[start]

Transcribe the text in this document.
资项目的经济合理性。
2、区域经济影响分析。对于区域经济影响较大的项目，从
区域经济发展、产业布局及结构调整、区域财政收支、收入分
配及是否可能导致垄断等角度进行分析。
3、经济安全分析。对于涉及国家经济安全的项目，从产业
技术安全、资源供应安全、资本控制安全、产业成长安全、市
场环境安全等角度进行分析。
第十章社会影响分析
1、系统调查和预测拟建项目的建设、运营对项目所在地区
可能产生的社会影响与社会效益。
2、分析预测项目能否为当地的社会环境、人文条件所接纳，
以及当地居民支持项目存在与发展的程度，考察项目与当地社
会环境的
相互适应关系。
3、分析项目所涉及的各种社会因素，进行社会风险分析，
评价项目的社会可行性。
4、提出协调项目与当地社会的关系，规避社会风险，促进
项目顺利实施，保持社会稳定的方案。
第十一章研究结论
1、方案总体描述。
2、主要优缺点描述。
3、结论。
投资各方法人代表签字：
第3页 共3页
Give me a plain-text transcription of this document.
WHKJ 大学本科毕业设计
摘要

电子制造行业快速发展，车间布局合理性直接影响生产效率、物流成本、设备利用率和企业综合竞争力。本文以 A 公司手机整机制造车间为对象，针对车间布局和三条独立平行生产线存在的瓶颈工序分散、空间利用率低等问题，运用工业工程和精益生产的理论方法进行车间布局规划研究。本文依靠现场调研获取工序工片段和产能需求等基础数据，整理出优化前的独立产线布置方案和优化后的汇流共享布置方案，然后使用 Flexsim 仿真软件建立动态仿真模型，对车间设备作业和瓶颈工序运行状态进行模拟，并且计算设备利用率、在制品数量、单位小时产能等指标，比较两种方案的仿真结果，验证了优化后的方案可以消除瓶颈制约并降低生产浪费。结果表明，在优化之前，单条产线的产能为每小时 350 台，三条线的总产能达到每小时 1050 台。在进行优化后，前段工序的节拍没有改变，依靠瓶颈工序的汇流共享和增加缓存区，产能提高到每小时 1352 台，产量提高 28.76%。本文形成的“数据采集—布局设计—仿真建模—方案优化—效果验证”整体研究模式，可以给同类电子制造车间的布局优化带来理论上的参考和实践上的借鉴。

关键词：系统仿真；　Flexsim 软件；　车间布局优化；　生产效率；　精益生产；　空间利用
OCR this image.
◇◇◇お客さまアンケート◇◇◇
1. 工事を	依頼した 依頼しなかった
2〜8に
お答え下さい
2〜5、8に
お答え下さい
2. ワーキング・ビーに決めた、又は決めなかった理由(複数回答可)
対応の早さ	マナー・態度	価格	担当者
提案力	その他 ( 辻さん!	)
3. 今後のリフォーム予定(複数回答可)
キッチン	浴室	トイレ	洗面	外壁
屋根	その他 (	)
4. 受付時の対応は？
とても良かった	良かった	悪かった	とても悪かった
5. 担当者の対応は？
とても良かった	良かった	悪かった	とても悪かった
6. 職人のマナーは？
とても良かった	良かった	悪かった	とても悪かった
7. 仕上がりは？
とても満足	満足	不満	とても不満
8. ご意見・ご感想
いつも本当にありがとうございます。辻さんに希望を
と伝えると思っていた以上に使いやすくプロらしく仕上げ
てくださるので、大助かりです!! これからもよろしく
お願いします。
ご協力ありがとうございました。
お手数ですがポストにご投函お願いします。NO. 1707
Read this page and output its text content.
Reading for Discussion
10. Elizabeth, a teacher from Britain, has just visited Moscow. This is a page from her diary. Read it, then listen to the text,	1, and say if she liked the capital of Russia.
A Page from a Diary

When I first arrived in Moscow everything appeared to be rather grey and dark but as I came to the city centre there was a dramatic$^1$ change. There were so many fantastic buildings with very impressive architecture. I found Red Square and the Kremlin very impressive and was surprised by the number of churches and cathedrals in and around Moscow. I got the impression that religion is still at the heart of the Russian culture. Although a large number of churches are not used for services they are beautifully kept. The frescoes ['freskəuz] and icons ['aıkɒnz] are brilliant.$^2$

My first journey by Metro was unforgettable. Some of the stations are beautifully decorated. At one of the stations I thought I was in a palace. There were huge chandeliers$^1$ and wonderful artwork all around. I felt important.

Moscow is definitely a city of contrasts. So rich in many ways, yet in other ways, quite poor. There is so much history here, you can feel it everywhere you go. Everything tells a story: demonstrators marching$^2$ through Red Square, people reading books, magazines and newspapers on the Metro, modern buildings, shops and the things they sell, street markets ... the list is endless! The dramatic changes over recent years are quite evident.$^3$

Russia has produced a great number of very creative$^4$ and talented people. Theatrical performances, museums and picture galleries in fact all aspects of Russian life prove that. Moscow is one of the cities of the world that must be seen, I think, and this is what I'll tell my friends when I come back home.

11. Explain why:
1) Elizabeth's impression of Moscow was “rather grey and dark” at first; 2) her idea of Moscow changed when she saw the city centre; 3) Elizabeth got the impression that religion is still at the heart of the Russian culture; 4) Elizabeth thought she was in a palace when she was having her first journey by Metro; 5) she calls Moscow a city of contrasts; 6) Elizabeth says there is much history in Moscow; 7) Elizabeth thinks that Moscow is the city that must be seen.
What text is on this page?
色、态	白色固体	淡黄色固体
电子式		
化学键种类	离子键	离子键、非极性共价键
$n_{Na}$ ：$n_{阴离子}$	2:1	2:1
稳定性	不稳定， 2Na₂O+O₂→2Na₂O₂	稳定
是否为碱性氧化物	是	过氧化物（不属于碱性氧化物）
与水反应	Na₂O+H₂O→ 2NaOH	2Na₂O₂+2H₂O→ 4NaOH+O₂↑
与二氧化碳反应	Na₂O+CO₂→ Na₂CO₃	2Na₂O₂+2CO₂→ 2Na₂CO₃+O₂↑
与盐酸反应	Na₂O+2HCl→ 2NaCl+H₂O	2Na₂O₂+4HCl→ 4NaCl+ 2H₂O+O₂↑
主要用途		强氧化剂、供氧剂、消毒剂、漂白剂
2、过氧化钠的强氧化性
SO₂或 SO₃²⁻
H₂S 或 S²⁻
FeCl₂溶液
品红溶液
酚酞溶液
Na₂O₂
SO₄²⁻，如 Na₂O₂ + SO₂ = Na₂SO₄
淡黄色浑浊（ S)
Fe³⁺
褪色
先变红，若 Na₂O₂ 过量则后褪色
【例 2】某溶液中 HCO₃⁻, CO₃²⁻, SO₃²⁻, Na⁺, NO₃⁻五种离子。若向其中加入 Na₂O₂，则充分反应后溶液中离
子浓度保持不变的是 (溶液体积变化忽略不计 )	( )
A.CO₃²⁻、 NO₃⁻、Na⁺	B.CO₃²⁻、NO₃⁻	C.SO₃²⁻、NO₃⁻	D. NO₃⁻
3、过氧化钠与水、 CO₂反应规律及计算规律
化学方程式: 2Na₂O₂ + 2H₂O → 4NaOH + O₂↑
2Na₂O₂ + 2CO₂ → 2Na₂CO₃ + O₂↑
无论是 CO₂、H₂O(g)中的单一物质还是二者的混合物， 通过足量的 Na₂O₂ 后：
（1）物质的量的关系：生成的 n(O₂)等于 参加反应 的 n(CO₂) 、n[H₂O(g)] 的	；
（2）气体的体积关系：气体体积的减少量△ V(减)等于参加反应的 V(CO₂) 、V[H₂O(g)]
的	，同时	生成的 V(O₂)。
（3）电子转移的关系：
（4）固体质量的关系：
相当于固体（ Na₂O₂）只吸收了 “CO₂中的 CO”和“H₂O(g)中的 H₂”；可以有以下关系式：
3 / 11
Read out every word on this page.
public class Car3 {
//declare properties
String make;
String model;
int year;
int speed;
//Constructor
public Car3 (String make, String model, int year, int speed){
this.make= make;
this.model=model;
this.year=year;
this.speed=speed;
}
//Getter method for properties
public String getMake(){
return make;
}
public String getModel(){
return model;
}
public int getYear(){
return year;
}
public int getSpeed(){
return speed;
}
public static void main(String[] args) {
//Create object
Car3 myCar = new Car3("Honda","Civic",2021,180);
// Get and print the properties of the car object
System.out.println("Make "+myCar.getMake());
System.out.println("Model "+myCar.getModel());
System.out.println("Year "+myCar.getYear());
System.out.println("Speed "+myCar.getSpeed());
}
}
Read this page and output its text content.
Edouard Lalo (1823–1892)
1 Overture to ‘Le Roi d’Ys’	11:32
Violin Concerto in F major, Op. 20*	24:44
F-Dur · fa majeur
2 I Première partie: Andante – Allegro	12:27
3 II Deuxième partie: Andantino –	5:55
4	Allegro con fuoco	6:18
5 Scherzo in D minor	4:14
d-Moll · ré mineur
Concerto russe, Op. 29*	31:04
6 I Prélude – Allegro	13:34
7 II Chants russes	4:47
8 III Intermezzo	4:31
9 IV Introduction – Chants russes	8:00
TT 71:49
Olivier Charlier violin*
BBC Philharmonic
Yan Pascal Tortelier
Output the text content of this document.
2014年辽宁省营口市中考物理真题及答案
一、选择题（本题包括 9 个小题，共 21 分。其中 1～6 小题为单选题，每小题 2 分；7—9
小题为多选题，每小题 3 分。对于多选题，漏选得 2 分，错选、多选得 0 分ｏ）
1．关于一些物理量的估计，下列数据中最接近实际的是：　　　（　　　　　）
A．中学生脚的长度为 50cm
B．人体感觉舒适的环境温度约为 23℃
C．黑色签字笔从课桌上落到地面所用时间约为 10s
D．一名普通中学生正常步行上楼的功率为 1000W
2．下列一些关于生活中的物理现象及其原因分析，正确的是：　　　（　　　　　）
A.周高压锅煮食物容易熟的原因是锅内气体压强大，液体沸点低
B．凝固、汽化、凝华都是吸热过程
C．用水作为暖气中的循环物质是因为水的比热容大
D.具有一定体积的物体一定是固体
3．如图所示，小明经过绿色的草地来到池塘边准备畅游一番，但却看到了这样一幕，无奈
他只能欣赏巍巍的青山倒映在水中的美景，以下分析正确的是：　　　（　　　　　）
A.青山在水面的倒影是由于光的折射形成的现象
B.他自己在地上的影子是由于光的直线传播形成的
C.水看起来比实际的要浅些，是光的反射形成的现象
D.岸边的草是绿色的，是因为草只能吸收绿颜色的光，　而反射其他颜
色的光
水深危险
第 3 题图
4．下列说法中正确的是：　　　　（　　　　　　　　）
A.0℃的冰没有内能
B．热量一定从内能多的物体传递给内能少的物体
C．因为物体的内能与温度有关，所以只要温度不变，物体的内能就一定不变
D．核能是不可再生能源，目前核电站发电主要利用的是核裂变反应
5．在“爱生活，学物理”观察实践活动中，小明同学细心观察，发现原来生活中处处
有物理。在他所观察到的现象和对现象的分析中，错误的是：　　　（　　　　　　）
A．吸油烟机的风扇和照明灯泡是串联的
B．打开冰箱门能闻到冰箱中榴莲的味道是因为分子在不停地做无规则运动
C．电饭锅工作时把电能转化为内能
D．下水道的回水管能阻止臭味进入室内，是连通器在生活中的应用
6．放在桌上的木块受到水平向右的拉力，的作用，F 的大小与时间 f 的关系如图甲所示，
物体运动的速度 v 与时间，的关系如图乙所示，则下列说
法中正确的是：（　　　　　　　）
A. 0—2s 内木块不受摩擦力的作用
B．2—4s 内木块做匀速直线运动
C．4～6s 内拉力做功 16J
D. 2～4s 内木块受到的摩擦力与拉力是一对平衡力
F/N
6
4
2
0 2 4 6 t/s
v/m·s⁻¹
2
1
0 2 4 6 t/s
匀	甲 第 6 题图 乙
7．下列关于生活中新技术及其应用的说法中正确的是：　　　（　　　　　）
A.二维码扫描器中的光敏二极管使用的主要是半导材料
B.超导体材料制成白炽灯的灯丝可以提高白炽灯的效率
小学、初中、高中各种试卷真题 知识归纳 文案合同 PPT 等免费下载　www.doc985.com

[end]

Everything from the line containing "Output the text content of this document." to the end of the data above should be quoted exactly, please, both ends included, and nothing outside that span.

**Worked solution**
Output the text content of this document.
2014年辽宁省营口市中考物理真题及答案
一、选择题（本题包括 9 个小题，共 21 分。其中 1～6 小题为单选题，每小题 2 分；7—9
小题为多选题，每小题 3 分。对于多选题，漏选得 2 分，错选、多选得 0 分ｏ）
1．关于一些物理量的估计，下列数据中最接近实际的是：　　　（　　　　　）
A．中学生脚的长度为 50cm
B．人体感觉舒适的环境温度约为 23℃
C．黑色签字笔从课桌上落到地面所用时间约为 10s
D．一名普通中学生正常步行上楼的功率为 1000W
2．下列一些关于生活中的物理现象及其原因分析，正确的是：　　　（　　　　　）
A.周高压锅煮食物容易熟的原因是锅内气体压强大，液体沸点低
B．凝固、汽化、凝华都是吸热过程
C．用水作为暖气中的循环物质是因为水的比热容大
D.具有一定体积的物体一定是固体
3．如图所示，小明经过绿色的草地来到池塘边准备畅游一番，但却看到了这样一幕，无奈
他只能欣赏巍巍的青山倒映在水中的美景，以下分析正确的是：　　　（　　　　　）
A.青山在水面的倒影是由于光的折射形成的现象
B.他自己在地上的影子是由于光的直线传播形成的
C.水看起来比实际的要浅些，是光的反射形成的现象
D.岸边的草是绿色的，是因为草只能吸收绿颜色的光，　而反射其他颜
色的光
水深危险
第 3 题图
4．下列说法中正确的是：　　　　（　　　　　　　　）
A.0℃的冰没有内能
B．热量一定从内能多的物体传递给内能少的物体
C．因为物体的内能与温度有关，所以只要温度不变，物体的内能就一定不变
D．核能是不可再生能源，目前核电站发电主要利用的是核裂变反应
5．在“爱生活，学物理”观察实践活动中，小明同学细心观察，发现原来生活中处处
有物理。在他所观察到的现象和对现象的分析中，错误的是：　　　（　　　　　　）
A．吸油烟机的风扇和照明灯泡是串联的
B．打开冰箱门能闻到冰箱中榴莲的味道是因为分子在不停地做无规则运动
C．电饭锅工作时把电能转化为内能
D．下水道的回水管能阻止臭味进入室内，是连通器在生活中的应用
6．放在桌上的木块受到水平向右的拉力，的作用，F 的大小与时间 f 的关系如图甲所示，
物体运动的速度 v 与时间，的关系如图乙所示，则下列说
法中正确的是：（　　　　　　　）
A. 0—2s 内木块不受摩擦力的作用
B．2—4s 内木块做匀速直线运动
C．4～6s 内拉力做功 16J
D. 2～4s 内木块受到的摩擦力与拉力是一对平衡力
F/N
6
4
2
0 2 4 6 t/s
v/m·s⁻¹
2
1
0 2 4 6 t/s
匀	甲 第 6 题图 乙
7．下列关于生活中新技术及其应用的说法中正确的是：　　　（　　　　　）
A.二维码扫描器中的光敏二极管使用的主要是半导材料
B.超导体材料制成白炽灯的灯丝可以提高白炽灯的效率
小学、初中、高中各种试卷真题 知识归纳 文案合同 PPT 等免费下载　www.doc985.com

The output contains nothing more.